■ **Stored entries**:
□ □ □

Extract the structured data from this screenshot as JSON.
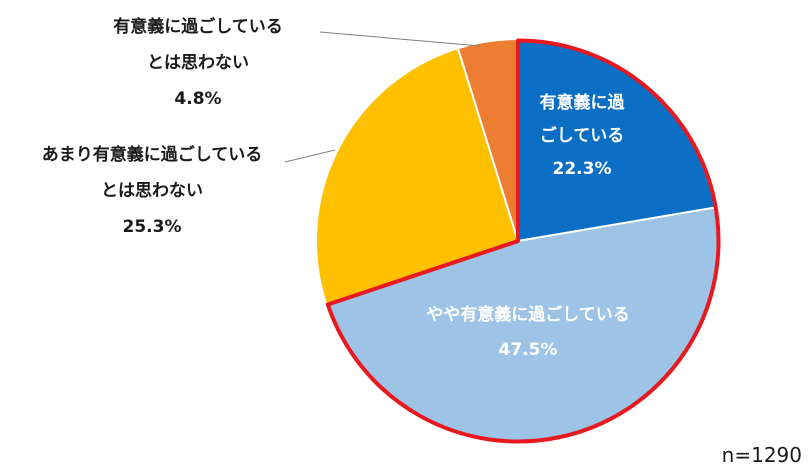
{
  "chart_data": {
    "type": "pie",
    "slices": [
      {
        "label_lines": [
          "有意義に過",
          "ごしている"
        ],
        "value": 22.3,
        "value_text": "22.3%",
        "color": "#0b6ec5",
        "highlight": true
      },
      {
        "label_lines": [
          "やや有意義に過ごしている"
        ],
        "value": 47.5,
        "value_text": "47.5%",
        "color": "#9dc3e6",
        "highlight": true
      },
      {
        "label_lines": [
          "あまり有意義に過ごしている",
          "とは思わない"
        ],
        "value": 25.3,
        "value_text": "25.3%",
        "color": "#ffc000",
        "highlight": false
      },
      {
        "label_lines": [
          "有意義に過ごしている",
          "とは思わない"
        ],
        "value": 4.8,
        "value_text": "4.8%",
        "color": "#ed7d31",
        "highlight": false
      }
    ],
    "highlight_color": "#e8191e",
    "sample_size": "n=1290"
  }
}
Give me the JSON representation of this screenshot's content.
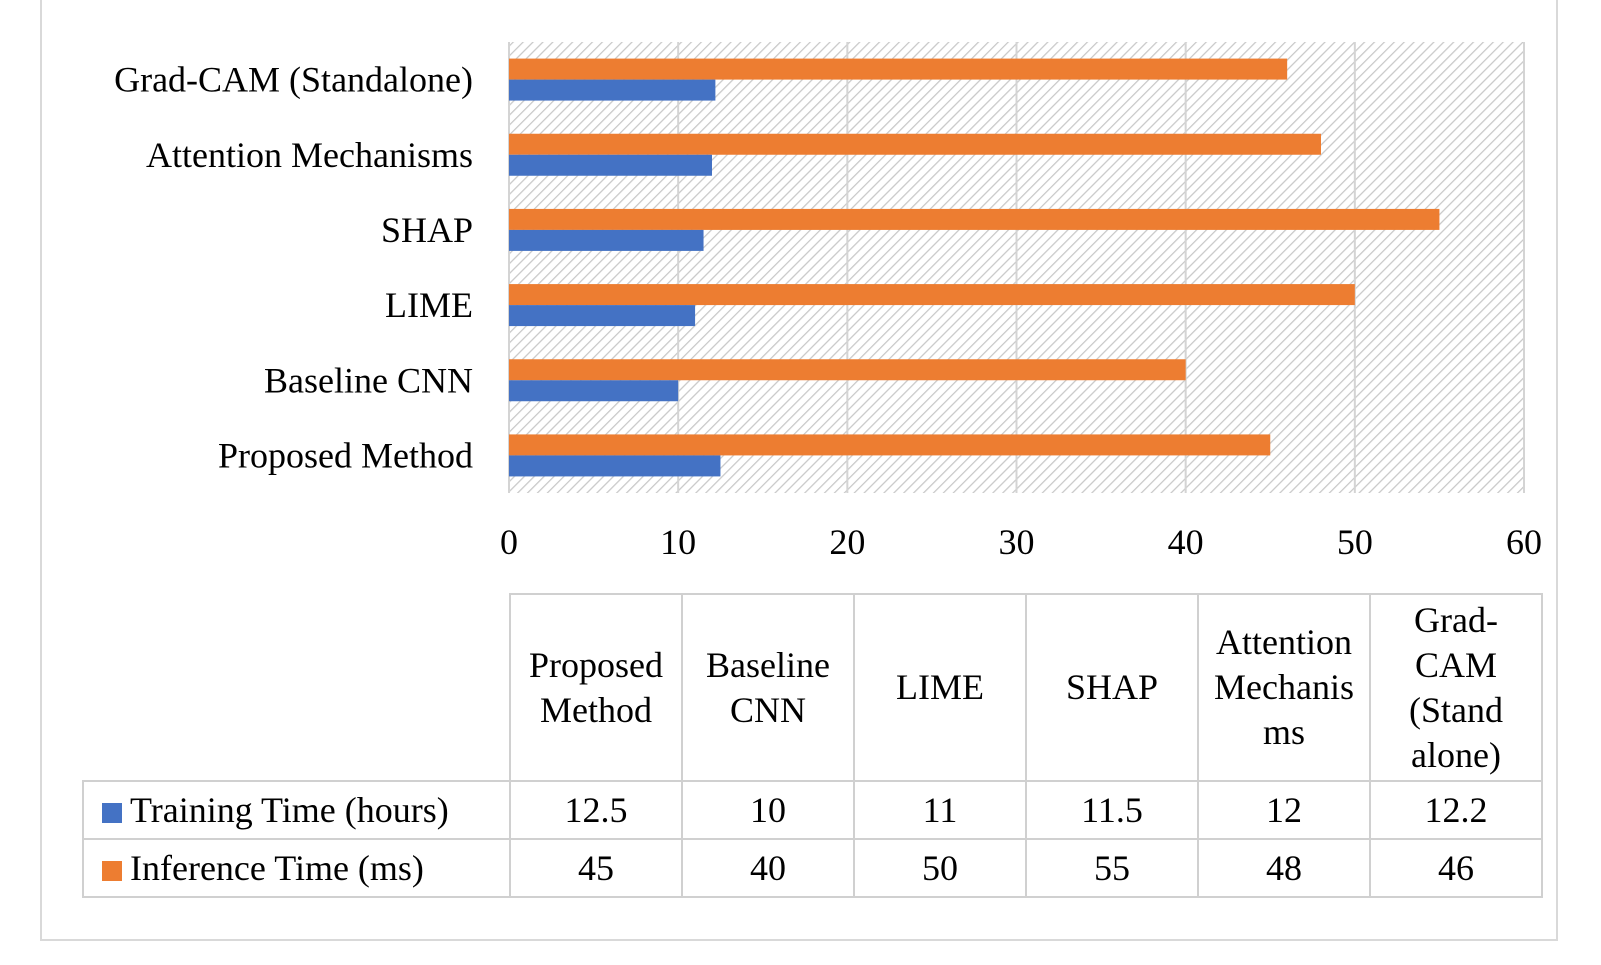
{
  "chart_data": {
    "type": "bar",
    "orientation": "horizontal",
    "categories": [
      "Proposed Method",
      "Baseline CNN",
      "LIME",
      "SHAP",
      "Attention Mechanisms",
      "Grad-CAM (Standalone)"
    ],
    "series": [
      {
        "name": "Training Time (hours)",
        "color": "#4472c4",
        "values": [
          12.5,
          10,
          11,
          11.5,
          12,
          12.2
        ]
      },
      {
        "name": "Inference Time (ms)",
        "color": "#ed7d31",
        "values": [
          45,
          40,
          50,
          55,
          48,
          46
        ]
      }
    ],
    "xlim": [
      0,
      60
    ],
    "xticks": [
      "0",
      "10",
      "20",
      "30",
      "40",
      "50",
      "60"
    ],
    "grid": true,
    "legend": "data-table-below",
    "table": {
      "headers": [
        "Proposed\nMethod",
        "Baseline\nCNN",
        "LIME",
        "SHAP",
        "Attention\nMechanis\nms",
        "Grad-\nCAM\n(Stand\nalone)"
      ],
      "rows": [
        {
          "label": "Training Time (hours)",
          "cells": [
            "12.5",
            "10",
            "11",
            "11.5",
            "12",
            "12.2"
          ]
        },
        {
          "label": "Inference Time (ms)",
          "cells": [
            "45",
            "40",
            "50",
            "55",
            "48",
            "46"
          ]
        }
      ]
    }
  }
}
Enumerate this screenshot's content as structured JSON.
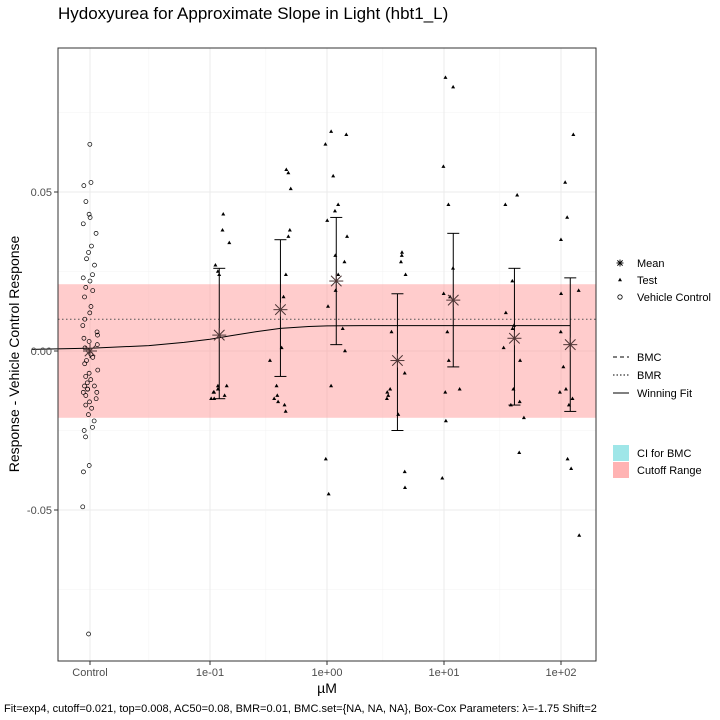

□ □ □

■ **WHAT YOU HAVE TO DO**: Give the number of lines in the listing above that contain "hours", and nothing else.

■ **EXERCISE RESULT**: 2